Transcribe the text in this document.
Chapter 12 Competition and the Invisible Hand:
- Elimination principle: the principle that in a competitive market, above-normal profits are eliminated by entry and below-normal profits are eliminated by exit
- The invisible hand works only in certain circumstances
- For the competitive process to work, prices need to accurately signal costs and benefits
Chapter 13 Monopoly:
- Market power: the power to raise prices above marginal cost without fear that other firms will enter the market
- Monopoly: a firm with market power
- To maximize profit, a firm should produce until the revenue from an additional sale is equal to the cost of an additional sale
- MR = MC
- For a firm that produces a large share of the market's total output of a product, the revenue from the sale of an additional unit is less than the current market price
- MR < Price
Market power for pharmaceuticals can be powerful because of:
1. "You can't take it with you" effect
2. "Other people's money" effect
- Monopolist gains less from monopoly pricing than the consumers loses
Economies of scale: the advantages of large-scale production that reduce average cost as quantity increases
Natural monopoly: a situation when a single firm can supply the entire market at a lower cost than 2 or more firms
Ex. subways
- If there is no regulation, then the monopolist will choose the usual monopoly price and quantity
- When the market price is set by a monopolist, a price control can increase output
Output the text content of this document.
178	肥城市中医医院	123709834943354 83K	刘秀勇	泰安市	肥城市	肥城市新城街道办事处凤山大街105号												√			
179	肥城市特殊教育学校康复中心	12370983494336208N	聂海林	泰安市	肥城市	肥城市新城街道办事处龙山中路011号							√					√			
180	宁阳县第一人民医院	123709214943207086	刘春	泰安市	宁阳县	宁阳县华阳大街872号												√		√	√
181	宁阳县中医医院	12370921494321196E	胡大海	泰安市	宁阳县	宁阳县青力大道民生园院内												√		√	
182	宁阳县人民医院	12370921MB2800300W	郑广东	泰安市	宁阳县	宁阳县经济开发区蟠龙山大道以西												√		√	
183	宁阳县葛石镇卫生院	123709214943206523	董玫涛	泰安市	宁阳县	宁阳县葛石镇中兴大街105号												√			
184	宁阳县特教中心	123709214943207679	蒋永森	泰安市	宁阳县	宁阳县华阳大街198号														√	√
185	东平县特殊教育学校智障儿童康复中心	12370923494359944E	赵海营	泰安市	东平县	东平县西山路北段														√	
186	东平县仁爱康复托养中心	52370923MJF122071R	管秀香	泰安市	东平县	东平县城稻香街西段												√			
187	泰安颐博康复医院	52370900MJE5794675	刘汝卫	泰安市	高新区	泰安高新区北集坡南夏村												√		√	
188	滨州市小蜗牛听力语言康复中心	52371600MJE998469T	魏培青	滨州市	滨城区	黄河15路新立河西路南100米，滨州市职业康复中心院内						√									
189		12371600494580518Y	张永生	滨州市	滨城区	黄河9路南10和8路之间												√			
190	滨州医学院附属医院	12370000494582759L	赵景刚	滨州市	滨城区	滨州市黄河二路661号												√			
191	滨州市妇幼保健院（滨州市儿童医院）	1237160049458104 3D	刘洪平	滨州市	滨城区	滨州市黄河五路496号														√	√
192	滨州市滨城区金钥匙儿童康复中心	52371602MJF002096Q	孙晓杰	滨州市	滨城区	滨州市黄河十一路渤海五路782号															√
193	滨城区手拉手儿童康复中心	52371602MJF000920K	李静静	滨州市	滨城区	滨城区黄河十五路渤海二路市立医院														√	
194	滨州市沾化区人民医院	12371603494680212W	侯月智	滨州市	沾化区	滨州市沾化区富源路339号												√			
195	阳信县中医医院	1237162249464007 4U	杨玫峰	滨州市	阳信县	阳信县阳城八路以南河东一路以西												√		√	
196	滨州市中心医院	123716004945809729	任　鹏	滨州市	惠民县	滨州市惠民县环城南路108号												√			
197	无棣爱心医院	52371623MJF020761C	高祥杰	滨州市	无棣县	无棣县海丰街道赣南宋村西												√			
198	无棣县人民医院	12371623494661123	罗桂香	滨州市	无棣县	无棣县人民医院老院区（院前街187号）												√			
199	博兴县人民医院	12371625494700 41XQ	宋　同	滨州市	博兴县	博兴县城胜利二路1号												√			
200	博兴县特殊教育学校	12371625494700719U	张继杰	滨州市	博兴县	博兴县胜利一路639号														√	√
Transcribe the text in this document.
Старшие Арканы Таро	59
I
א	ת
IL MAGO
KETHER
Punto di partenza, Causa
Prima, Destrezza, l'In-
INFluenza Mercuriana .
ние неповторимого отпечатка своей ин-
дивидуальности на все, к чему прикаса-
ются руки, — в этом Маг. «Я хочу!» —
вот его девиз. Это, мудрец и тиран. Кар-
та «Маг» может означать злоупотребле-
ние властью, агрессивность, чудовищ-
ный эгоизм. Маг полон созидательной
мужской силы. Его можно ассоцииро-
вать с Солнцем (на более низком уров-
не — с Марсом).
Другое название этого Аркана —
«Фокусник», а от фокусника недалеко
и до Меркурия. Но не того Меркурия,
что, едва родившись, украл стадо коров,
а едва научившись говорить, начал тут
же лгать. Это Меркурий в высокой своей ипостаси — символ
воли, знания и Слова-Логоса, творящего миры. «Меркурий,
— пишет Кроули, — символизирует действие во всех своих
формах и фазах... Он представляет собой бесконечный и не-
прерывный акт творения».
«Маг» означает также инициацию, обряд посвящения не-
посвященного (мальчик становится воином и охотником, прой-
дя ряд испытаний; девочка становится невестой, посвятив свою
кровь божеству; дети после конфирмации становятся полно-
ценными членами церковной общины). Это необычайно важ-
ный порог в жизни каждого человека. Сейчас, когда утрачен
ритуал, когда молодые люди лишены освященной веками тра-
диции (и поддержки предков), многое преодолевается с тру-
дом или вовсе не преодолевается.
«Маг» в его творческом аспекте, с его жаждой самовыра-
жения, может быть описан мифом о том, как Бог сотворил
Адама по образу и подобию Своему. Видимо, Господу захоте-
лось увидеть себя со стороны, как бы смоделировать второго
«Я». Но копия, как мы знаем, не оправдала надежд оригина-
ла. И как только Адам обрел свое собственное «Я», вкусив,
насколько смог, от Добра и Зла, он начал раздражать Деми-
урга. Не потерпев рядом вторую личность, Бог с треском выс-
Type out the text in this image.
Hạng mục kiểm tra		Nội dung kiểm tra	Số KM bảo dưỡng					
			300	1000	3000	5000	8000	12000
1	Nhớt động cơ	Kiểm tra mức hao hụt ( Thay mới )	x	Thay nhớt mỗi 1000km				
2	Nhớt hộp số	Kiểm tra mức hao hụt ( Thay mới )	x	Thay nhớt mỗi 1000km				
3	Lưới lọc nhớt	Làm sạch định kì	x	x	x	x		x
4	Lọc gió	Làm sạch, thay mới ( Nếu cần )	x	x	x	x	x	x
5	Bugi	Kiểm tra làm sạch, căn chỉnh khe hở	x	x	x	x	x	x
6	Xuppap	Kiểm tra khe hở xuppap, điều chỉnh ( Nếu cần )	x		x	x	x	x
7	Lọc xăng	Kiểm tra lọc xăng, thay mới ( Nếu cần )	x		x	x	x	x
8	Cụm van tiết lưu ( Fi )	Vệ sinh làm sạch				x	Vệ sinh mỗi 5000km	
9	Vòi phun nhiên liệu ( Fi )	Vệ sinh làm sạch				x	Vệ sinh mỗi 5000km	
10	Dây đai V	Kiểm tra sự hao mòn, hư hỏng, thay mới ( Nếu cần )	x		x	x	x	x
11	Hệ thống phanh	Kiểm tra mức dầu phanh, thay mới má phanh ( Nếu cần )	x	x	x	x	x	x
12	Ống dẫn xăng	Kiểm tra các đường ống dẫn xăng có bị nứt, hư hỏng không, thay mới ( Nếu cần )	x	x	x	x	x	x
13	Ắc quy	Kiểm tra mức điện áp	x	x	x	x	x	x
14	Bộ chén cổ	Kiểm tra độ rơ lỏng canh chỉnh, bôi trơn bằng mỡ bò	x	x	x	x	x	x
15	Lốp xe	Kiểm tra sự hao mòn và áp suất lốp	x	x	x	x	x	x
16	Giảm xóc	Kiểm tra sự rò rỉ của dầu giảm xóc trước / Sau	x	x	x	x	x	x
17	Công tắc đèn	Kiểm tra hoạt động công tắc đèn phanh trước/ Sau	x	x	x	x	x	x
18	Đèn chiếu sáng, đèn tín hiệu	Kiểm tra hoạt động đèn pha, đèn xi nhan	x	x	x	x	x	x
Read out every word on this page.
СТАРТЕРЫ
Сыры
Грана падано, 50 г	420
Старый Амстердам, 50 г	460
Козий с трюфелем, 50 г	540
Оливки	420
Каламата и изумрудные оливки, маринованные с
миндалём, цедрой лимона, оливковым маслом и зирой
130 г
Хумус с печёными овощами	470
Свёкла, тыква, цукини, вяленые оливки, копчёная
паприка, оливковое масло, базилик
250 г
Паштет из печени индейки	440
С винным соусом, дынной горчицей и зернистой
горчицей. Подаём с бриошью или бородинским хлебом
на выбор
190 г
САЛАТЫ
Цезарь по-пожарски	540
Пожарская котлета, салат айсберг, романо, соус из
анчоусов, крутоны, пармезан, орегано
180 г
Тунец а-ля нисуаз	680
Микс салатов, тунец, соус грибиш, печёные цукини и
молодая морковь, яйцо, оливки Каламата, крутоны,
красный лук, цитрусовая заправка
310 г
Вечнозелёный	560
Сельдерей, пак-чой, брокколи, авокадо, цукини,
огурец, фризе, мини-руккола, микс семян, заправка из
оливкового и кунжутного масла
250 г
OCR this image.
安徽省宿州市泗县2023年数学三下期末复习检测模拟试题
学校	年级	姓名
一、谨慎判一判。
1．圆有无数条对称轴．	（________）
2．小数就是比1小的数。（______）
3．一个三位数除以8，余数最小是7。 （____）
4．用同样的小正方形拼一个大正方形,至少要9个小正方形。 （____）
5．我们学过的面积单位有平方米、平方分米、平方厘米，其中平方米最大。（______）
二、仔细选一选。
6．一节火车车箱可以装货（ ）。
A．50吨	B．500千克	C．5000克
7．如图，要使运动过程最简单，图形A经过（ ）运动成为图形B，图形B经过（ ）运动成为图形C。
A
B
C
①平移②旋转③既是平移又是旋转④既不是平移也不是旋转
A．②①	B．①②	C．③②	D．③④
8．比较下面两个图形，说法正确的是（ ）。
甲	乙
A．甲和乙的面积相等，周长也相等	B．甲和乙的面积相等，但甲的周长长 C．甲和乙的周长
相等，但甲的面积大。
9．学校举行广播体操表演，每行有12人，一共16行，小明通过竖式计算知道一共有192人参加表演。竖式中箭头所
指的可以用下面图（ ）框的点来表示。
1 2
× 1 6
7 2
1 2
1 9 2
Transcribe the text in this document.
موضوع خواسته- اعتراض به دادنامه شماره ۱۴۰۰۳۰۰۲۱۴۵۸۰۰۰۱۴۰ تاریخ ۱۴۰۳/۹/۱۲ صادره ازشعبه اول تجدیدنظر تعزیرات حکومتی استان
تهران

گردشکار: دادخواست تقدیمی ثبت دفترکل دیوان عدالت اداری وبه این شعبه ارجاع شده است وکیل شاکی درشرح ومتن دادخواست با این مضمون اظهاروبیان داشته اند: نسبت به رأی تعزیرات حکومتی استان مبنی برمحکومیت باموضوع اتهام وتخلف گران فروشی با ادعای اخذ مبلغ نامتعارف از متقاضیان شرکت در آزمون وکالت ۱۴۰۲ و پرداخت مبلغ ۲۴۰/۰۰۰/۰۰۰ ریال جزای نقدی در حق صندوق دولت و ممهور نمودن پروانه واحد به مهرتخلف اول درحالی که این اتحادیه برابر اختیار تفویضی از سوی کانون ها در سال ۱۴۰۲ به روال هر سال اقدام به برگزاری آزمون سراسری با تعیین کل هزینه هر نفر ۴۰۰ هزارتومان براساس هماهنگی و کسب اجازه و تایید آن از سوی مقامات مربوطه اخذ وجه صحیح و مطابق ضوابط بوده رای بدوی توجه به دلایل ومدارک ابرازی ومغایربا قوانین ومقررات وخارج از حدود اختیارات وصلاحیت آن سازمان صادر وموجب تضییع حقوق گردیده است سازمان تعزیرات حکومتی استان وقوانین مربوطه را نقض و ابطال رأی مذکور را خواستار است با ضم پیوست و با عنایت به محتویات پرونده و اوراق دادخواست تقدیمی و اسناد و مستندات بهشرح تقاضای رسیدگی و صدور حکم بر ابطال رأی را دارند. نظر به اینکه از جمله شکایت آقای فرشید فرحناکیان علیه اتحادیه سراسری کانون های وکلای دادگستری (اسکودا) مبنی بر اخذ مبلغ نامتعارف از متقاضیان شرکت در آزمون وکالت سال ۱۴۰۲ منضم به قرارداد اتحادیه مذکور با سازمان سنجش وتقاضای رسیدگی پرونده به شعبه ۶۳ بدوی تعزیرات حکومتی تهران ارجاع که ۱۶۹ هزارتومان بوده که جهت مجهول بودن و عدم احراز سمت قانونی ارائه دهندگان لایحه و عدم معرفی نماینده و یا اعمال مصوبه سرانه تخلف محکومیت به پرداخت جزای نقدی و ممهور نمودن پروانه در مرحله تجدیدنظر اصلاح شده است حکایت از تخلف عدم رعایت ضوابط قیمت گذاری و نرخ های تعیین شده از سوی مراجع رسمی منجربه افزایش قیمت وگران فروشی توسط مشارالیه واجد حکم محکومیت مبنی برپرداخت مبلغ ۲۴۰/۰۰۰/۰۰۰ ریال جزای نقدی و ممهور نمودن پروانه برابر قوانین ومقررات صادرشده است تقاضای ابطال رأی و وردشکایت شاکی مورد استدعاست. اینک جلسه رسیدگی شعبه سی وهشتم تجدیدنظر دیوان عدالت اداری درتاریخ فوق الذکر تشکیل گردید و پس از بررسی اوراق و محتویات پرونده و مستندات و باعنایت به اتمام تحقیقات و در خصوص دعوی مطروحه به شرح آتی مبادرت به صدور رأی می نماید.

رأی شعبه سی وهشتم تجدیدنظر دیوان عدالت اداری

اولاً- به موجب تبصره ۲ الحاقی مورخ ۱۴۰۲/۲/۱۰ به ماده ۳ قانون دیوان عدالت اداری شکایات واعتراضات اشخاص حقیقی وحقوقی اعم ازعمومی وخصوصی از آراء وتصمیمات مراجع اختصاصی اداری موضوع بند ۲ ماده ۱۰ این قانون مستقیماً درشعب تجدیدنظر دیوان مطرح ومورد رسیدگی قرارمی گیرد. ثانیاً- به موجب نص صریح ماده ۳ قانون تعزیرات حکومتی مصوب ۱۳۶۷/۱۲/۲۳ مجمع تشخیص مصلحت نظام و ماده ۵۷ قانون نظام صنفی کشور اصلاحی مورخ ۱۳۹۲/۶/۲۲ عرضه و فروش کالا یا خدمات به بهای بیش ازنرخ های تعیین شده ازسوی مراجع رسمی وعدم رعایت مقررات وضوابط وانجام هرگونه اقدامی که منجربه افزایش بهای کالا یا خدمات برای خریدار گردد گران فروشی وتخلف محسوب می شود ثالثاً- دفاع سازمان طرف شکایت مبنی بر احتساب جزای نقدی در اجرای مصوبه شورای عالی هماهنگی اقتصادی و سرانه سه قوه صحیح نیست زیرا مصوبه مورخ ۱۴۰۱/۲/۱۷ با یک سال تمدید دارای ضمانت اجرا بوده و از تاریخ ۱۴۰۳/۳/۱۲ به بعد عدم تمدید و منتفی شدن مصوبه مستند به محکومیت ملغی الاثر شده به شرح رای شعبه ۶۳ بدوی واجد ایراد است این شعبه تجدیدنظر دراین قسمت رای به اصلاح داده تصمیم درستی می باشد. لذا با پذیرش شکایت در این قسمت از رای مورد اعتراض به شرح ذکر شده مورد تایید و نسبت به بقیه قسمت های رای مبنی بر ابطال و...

◇ ◇ ◇

TASK BRIEF:
Copy all lines from the material that contain "nhớt".

FULL RESPONSE:
1	Nhớt động cơ	Kiểm tra mức hao hụt ( Thay mới )	x	Thay nhớt mỗi 1000km				
2	Nhớt hộp số	Kiểm tra mức hao hụt ( Thay mới )	x	Thay nhớt mỗi 1000km				
3	Lưới lọc nhớt	Làm sạch định kì	x	x	x	x		x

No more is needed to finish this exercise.